Direction: Restate each line of the listing exactly, without carrying over any pictures.

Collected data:
★ ★ ★

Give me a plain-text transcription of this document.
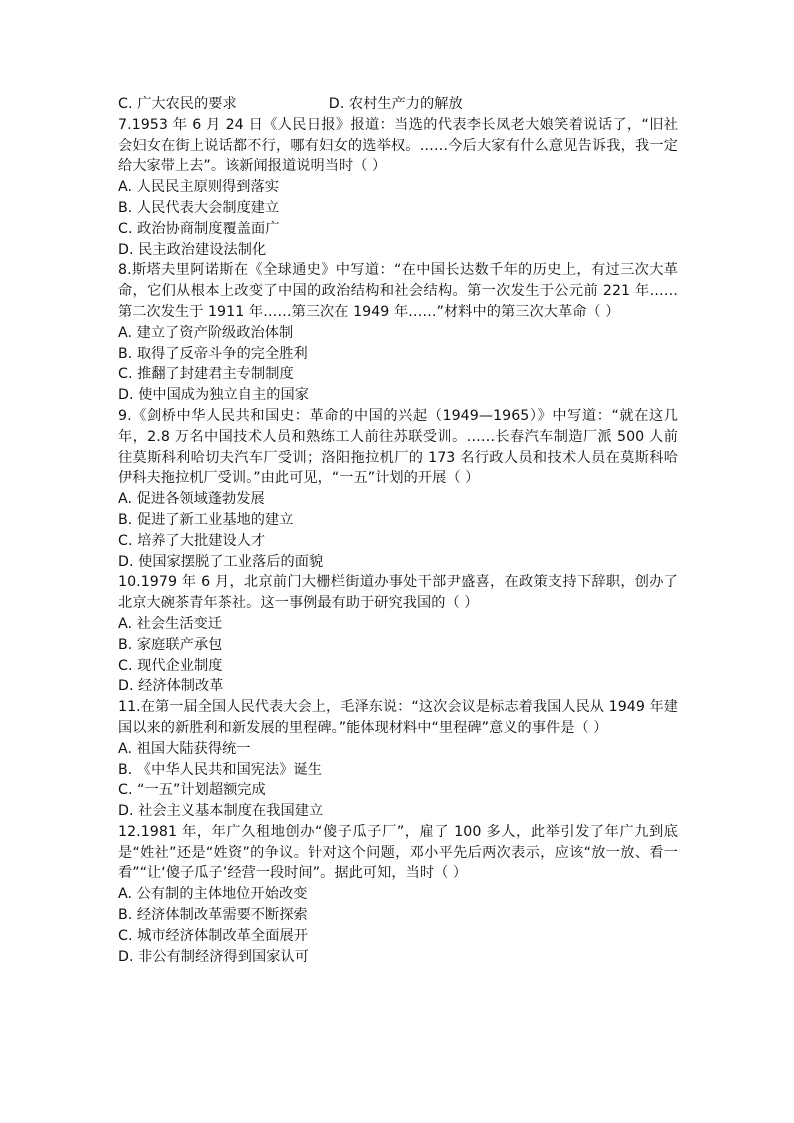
C. 广大农民的要求	D. 农村生产力的解放
7.1953 年 6 月 24 日《人民日报》报道：当选的代表李长凤老大娘笑着说话了，“旧社会妇女在街上说话都不行，哪有妇女的选举权。……今后大家有什么意见告诉我，我一定给大家带上去”。该新闻报道说明当时（ ）
A. 人民民主原则得到落实
B. 人民代表大会制度建立
C. 政治协商制度覆盖面广
D. 民主政治建设法制化
8.斯塔夫里阿诺斯在《全球通史》中写道：“在中国长达数千年的历史上，有过三次大革命，它们从根本上改变了中国的政治结构和社会结构。第一次发生于公元前 221 年……第二次发生于 1911 年……第三次在 1949 年……”材料中的第三次大革命（ ）
A. 建立了资产阶级政治体制
B. 取得了反帝斗争的完全胜利
C. 推翻了封建君主专制制度
D. 使中国成为独立自主的国家
9.《剑桥中华人民共和国史：革命的中国的兴起（1949—1965）》中写道：“就在这几年，2.8 万名中国技术人员和熟练工人前往苏联受训。……长春汽车制造厂派 500 人前往莫斯科利哈切夫汽车厂受训；洛阳拖拉机厂的 173 名行政人员和技术人员在莫斯科哈伊科夫拖拉机厂受训。”由此可见，“一五”计划的开展（ ）
A. 促进各领域蓬勃发展
B. 促进了新工业基地的建立
C. 培养了大批建设人才
D. 使国家摆脱了工业落后的面貌
10.1979 年 6 月，北京前门大栅栏街道办事处干部尹盛喜，在政策支持下辞职，创办了北京大碗茶青年茶社。这一事例最有助于研究我国的（ ）
A. 社会生活变迁
B. 家庭联产承包
C. 现代企业制度
D. 经济体制改革
11.在第一届全国人民代表大会上，毛泽东说：“这次会议是标志着我国人民从 1949 年建国以来的新胜利和新发展的里程碑。”能体现材料中“里程碑”意义的事件是（ ）
A. 祖国大陆获得统一
B. 《中华人民共和国宪法》诞生
C. “一五”计划超额完成
D. 社会主义基本制度在我国建立
12.1981 年，年广久租地创办“傻子瓜子厂”，雇了 100 多人，此举引发了年广九到底是“姓社”还是“姓资”的争议。针对这个问题，邓小平先后两次表示，应该“放一放、看一看”“让‘傻子瓜子’经营一段时间”。据此可知，当时（ ）
A. 公有制的主体地位开始改变
B. 经济体制改革需要不断探索
C. 城市经济体制改革全面展开
D. 非公有制经济得到国家认可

★ ★ ★

Result:
Give me a plain-text transcription of this document.
C. 广大农民的要求	D. 农村生产力的解放
7.1953 年 6 月 24 日《人民日报》报道：当选的代表李长凤老大娘笑着说话了，“旧社会妇女在街上说话都不行，哪有妇女的选举权。……今后大家有什么意见告诉我，我一定给大家带上去”。该新闻报道说明当时（ ）
A. 人民民主原则得到落实
B. 人民代表大会制度建立
C. 政治协商制度覆盖面广
D. 民主政治建设法制化
8.斯塔夫里阿诺斯在《全球通史》中写道：“在中国长达数千年的历史上，有过三次大革命，它们从根本上改变了中国的政治结构和社会结构。第一次发生于公元前 221 年……第二次发生于 1911 年……第三次在 1949 年……”材料中的第三次大革命（ ）
A. 建立了资产阶级政治体制
B. 取得了反帝斗争的完全胜利
C. 推翻了封建君主专制制度
D. 使中国成为独立自主的国家
9.《剑桥中华人民共和国史：革命的中国的兴起（1949—1965）》中写道：“就在这几年，2.8 万名中国技术人员和熟练工人前往苏联受训。……长春汽车制造厂派 500 人前往莫斯科利哈切夫汽车厂受训；洛阳拖拉机厂的 173 名行政人员和技术人员在莫斯科哈伊科夫拖拉机厂受训。”由此可见，“一五”计划的开展（ ）
A. 促进各领域蓬勃发展
B. 促进了新工业基地的建立
C. 培养了大批建设人才
D. 使国家摆脱了工业落后的面貌
10.1979 年 6 月，北京前门大栅栏街道办事处干部尹盛喜，在政策支持下辞职，创办了北京大碗茶青年茶社。这一事例最有助于研究我国的（ ）
A. 社会生活变迁
B. 家庭联产承包
C. 现代企业制度
D. 经济体制改革
11.在第一届全国人民代表大会上，毛泽东说：“这次会议是标志着我国人民从 1949 年建国以来的新胜利和新发展的里程碑。”能体现材料中“里程碑”意义的事件是（ ）
A. 祖国大陆获得统一
B. 《中华人民共和国宪法》诞生
C. “一五”计划超额完成
D. 社会主义基本制度在我国建立
12.1981 年，年广久租地创办“傻子瓜子厂”，雇了 100 多人，此举引发了年广九到底是“姓社”还是“姓资”的争议。针对这个问题，邓小平先后两次表示，应该“放一放、看一看”“让‘傻子瓜子’经营一段时间”。据此可知，当时（ ）
A. 公有制的主体地位开始改变
B. 经济体制改革需要不断探索
C. 城市经济体制改革全面展开
D. 非公有制经济得到国家认可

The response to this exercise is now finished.